__Challenge__
Find the lines with "name" in them and copy them out.

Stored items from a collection
=-=-=
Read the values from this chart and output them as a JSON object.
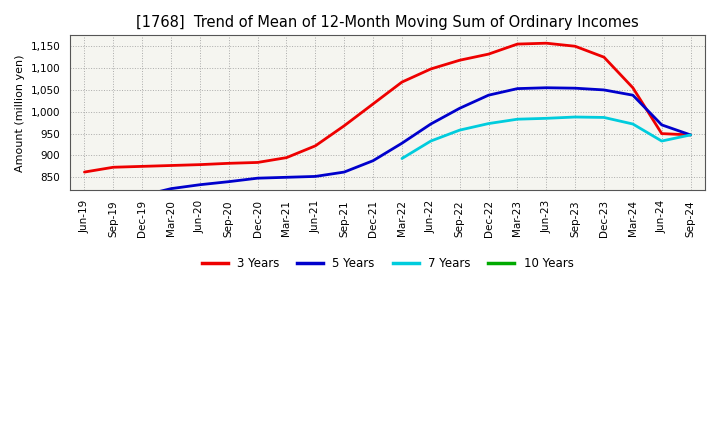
{
  "title": "[1768]  Trend of Mean of 12-Month Moving Sum of Ordinary Incomes",
  "ylabel": "Amount (million yen)",
  "background_color": "#ffffff",
  "plot_bg_color": "#f5f5f0",
  "grid_color": "#999999",
  "x_labels": [
    "Jun-19",
    "Sep-19",
    "Dec-19",
    "Mar-20",
    "Jun-20",
    "Sep-20",
    "Dec-20",
    "Mar-21",
    "Jun-21",
    "Sep-21",
    "Dec-21",
    "Mar-22",
    "Jun-22",
    "Sep-22",
    "Dec-22",
    "Mar-23",
    "Jun-23",
    "Sep-23",
    "Dec-23",
    "Mar-24",
    "Jun-24",
    "Sep-24"
  ],
  "ylim": [
    820,
    1175
  ],
  "yticks": [
    850,
    900,
    950,
    1000,
    1050,
    1100,
    1150
  ],
  "series": {
    "3 Years": {
      "color": "#ee0000",
      "data_x": [
        0,
        1,
        2,
        3,
        4,
        5,
        6,
        7,
        8,
        9,
        10,
        11,
        12,
        13,
        14,
        15,
        16,
        17,
        18,
        19,
        20,
        21
      ],
      "data_y": [
        862,
        873,
        875,
        877,
        879,
        882,
        884,
        895,
        922,
        968,
        1018,
        1068,
        1098,
        1118,
        1132,
        1155,
        1157,
        1150,
        1125,
        1055,
        950,
        947
      ]
    },
    "5 Years": {
      "color": "#0000cc",
      "data_x": [
        2,
        3,
        4,
        5,
        6,
        7,
        8,
        9,
        10,
        11,
        12,
        13,
        14,
        15,
        16,
        17,
        18,
        19,
        20,
        21
      ],
      "data_y": [
        808,
        824,
        833,
        840,
        848,
        850,
        852,
        862,
        888,
        928,
        972,
        1008,
        1038,
        1053,
        1055,
        1054,
        1050,
        1038,
        970,
        947
      ]
    },
    "7 Years": {
      "color": "#00ccdd",
      "data_x": [
        11,
        12,
        13,
        14,
        15,
        16,
        17,
        18,
        19,
        20,
        21
      ],
      "data_y": [
        893,
        933,
        958,
        973,
        983,
        985,
        988,
        987,
        972,
        933,
        947
      ]
    },
    "10 Years": {
      "color": "#00aa00",
      "data_x": [],
      "data_y": []
    }
  },
  "legend_labels": [
    "3 Years",
    "5 Years",
    "7 Years",
    "10 Years"
  ],
  "legend_colors": [
    "#ee0000",
    "#0000cc",
    "#00ccdd",
    "#00aa00"
  ],
  "title_fontsize": 10.5,
  "axis_label_fontsize": 8,
  "tick_fontsize": 7.5,
  "legend_fontsize": 8.5,
  "linewidth": 2.0
}
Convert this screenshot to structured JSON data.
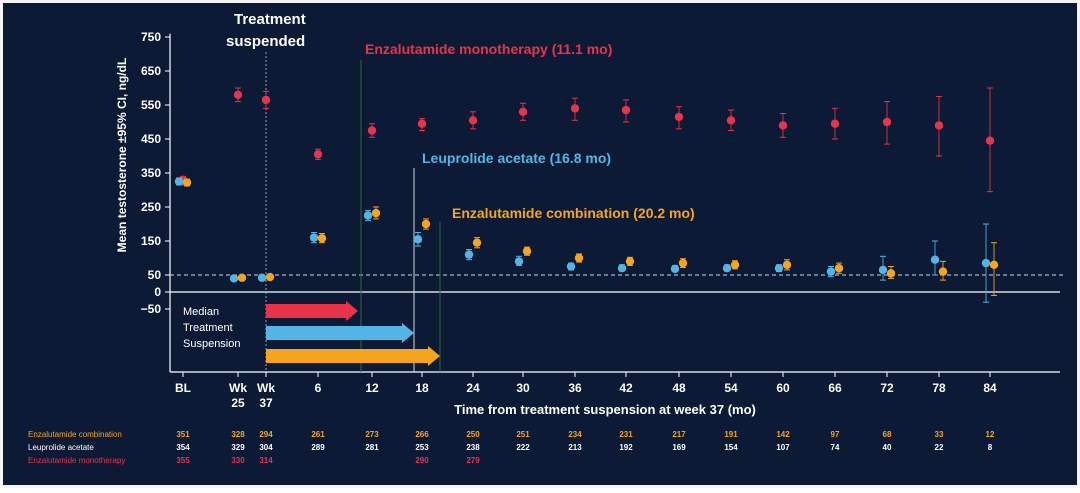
{
  "colors": {
    "background": "#0c1a35",
    "enza_mono": "#e8344b",
    "leuprolide": "#53b5e6",
    "enza_combo": "#f5a51e",
    "axis": "#ffffff",
    "ref_line": "#cfd8e3"
  },
  "annotations": {
    "suspend_line1": "Treatment",
    "suspend_line2": "suspended",
    "mono_label": "Enzalutamide monotherapy (11.1 mo)",
    "leup_label": "Leuprolide acetate (16.8 mo)",
    "combo_label": "Enzalutamide combination (20.2 mo)",
    "legend_line1": "Median",
    "legend_line2": "Treatment",
    "legend_line3": "Suspension"
  },
  "chart_data": {
    "type": "scatter",
    "ylabel": "Mean testosterone ±95% CI, ng/dL",
    "xlabel": "Time from treatment suspension at week 37 (mo)",
    "ylim": [
      -75,
      760
    ],
    "yticks": [
      -50,
      0,
      50,
      150,
      250,
      350,
      450,
      550,
      650,
      750
    ],
    "reference_line": 50,
    "grid": false,
    "categories": [
      "BL",
      "Wk 25",
      "Wk 37",
      "6",
      "12",
      "18",
      "24",
      "30",
      "36",
      "42",
      "48",
      "54",
      "60",
      "66",
      "72",
      "78",
      "84"
    ],
    "xtick_labels": [
      [
        "BL"
      ],
      [
        "Wk",
        "25"
      ],
      [
        "Wk",
        "37"
      ],
      [
        "6"
      ],
      [
        "12"
      ],
      [
        "18"
      ],
      [
        "24"
      ],
      [
        "30"
      ],
      [
        "36"
      ],
      [
        "42"
      ],
      [
        "48"
      ],
      [
        "54"
      ],
      [
        "60"
      ],
      [
        "66"
      ],
      [
        "72"
      ],
      [
        "78"
      ],
      [
        "84"
      ]
    ],
    "median_suspension_mo": {
      "Enzalutamide monotherapy": 11.1,
      "Leuprolide acetate": 16.8,
      "Enzalutamide combination": 20.2
    },
    "series": [
      {
        "name": "Enzalutamide monotherapy",
        "values": [
          330,
          580,
          565,
          405,
          475,
          495,
          505,
          530,
          540,
          535,
          515,
          505,
          490,
          495,
          500,
          490,
          445
        ],
        "ci_low": [
          315,
          560,
          540,
          390,
          455,
          475,
          480,
          505,
          505,
          500,
          480,
          475,
          455,
          450,
          435,
          400,
          295
        ],
        "ci_high": [
          340,
          600,
          590,
          420,
          495,
          510,
          530,
          555,
          570,
          565,
          545,
          535,
          525,
          540,
          560,
          575,
          600
        ]
      },
      {
        "name": "Leuprolide acetate",
        "values": [
          325,
          40,
          42,
          160,
          225,
          155,
          110,
          90,
          75,
          70,
          68,
          70,
          70,
          60,
          65,
          95,
          85
        ],
        "ci_low": [
          315,
          35,
          37,
          145,
          210,
          135,
          95,
          78,
          65,
          62,
          60,
          62,
          60,
          45,
          35,
          50,
          -30
        ],
        "ci_high": [
          335,
          45,
          47,
          175,
          240,
          175,
          125,
          105,
          85,
          80,
          78,
          80,
          80,
          75,
          105,
          150,
          200
        ]
      },
      {
        "name": "Enzalutamide combination",
        "values": [
          322,
          42,
          44,
          158,
          232,
          200,
          145,
          120,
          100,
          90,
          85,
          80,
          80,
          70,
          55,
          60,
          80
        ],
        "ci_low": [
          312,
          37,
          39,
          145,
          215,
          185,
          130,
          108,
          88,
          78,
          72,
          68,
          65,
          55,
          40,
          35,
          -10
        ],
        "ci_high": [
          332,
          47,
          49,
          172,
          250,
          215,
          160,
          132,
          112,
          102,
          98,
          92,
          95,
          85,
          75,
          90,
          145
        ]
      }
    ],
    "at_risk": {
      "rows": [
        {
          "name": "Enzalutamide combination",
          "values": [
            "351",
            "328",
            "294",
            "261",
            "273",
            "266",
            "250",
            "251",
            "234",
            "231",
            "217",
            "191",
            "142",
            "97",
            "68",
            "33",
            "12"
          ]
        },
        {
          "name": "Leuprolide acetate",
          "values": [
            "354",
            "329",
            "304",
            "289",
            "281",
            "253",
            "238",
            "222",
            "213",
            "192",
            "169",
            "154",
            "107",
            "74",
            "40",
            "22",
            "8"
          ]
        },
        {
          "name": "Enzalutamide monotherapy",
          "values": [
            "355",
            "330",
            "314",
            "",
            "",
            "290",
            "279",
            "",
            "",
            "",
            "",
            "",
            "",
            "",
            "",
            "",
            ""
          ]
        }
      ]
    }
  }
}
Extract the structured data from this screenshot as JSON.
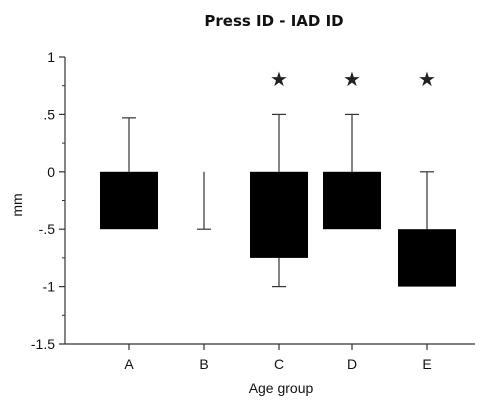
{
  "chart_data": {
    "type": "bar",
    "title": "Press ID - IAD ID",
    "xlabel": "Age group",
    "ylabel": "mm",
    "categories": [
      "A",
      "B",
      "C",
      "D",
      "E"
    ],
    "series": [
      {
        "values": [
          -0.5,
          0,
          -0.75,
          -0.5,
          -1.0
        ],
        "error_upper": [
          0.47,
          0,
          0.5,
          0.5,
          0
        ],
        "error_lower": [
          -0.5,
          -0.5,
          -1.0,
          -0.5,
          -1.0
        ]
      }
    ],
    "bar_base": [
      0,
      0,
      0,
      0,
      -0.5
    ],
    "significant": [
      false,
      false,
      true,
      true,
      true
    ],
    "significance_marker": "★",
    "ylim": [
      -1.5,
      1
    ],
    "yticks": [
      1,
      0.5,
      0,
      -0.5,
      -1,
      -1.5
    ],
    "ytick_labels": [
      "1",
      ".5",
      "0",
      "-.5",
      "-1",
      "-1.5"
    ],
    "grid": false,
    "bar_color": "#000000",
    "axis_color": "#333333"
  }
}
=-=-=
__Written response__
        "name": "Enzalutamide monotherapy",
        "name": "Leuprolide acetate",
        "name": "Enzalutamide combination",
          "name": "Enzalutamide combination",
          "name": "Leuprolide acetate",
          "name": "Enzalutamide monotherapy",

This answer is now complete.